* _What is expected_:
All lines in the data bearing the string "title" should be identified and copied.

* _Data for the task_:
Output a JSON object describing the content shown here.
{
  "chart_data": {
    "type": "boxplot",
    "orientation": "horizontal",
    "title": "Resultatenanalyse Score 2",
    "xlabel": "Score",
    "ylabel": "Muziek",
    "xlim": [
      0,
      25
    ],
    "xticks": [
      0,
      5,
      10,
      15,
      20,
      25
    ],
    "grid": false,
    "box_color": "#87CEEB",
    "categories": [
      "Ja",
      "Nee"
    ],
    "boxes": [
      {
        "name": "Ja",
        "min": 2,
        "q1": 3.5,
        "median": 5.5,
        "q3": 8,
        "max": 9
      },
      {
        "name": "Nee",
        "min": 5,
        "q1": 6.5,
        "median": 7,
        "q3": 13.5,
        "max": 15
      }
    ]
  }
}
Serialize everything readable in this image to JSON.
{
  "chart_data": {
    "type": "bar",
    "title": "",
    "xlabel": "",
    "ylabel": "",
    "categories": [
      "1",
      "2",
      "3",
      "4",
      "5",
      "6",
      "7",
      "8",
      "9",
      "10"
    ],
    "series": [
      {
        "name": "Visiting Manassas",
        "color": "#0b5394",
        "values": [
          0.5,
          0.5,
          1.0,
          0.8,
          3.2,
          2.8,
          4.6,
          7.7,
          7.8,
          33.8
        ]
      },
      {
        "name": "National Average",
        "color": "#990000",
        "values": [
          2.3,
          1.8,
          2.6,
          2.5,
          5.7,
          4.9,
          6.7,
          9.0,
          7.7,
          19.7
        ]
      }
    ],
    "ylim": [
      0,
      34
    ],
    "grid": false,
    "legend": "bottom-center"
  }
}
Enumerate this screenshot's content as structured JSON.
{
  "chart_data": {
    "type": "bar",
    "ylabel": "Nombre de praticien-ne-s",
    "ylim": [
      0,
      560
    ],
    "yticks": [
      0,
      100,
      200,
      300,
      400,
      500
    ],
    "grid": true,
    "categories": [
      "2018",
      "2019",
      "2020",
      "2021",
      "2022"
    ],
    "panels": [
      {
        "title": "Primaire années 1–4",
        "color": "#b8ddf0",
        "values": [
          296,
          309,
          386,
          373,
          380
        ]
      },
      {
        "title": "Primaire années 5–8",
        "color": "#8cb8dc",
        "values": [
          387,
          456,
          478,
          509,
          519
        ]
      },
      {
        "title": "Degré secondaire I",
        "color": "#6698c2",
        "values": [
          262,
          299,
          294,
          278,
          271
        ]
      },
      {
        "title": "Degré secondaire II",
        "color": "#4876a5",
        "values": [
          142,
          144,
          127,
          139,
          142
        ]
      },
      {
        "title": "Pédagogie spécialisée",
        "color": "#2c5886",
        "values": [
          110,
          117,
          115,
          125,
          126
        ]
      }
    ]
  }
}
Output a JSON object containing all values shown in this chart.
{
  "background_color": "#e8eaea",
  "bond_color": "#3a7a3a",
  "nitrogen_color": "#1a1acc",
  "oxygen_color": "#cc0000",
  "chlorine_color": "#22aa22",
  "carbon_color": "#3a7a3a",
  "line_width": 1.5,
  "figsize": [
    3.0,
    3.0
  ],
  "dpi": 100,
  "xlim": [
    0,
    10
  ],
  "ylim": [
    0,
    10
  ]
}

* _Task response_:
    "title": "Resultatenanalyse Score 2",
    "title": "",
        "title": "Primaire années 1–4",
        "title": "Primaire années 5–8",
        "title": "Degré secondaire I",
        "title": "Degré secondaire II",
        "title": "Pédagogie spécialisée",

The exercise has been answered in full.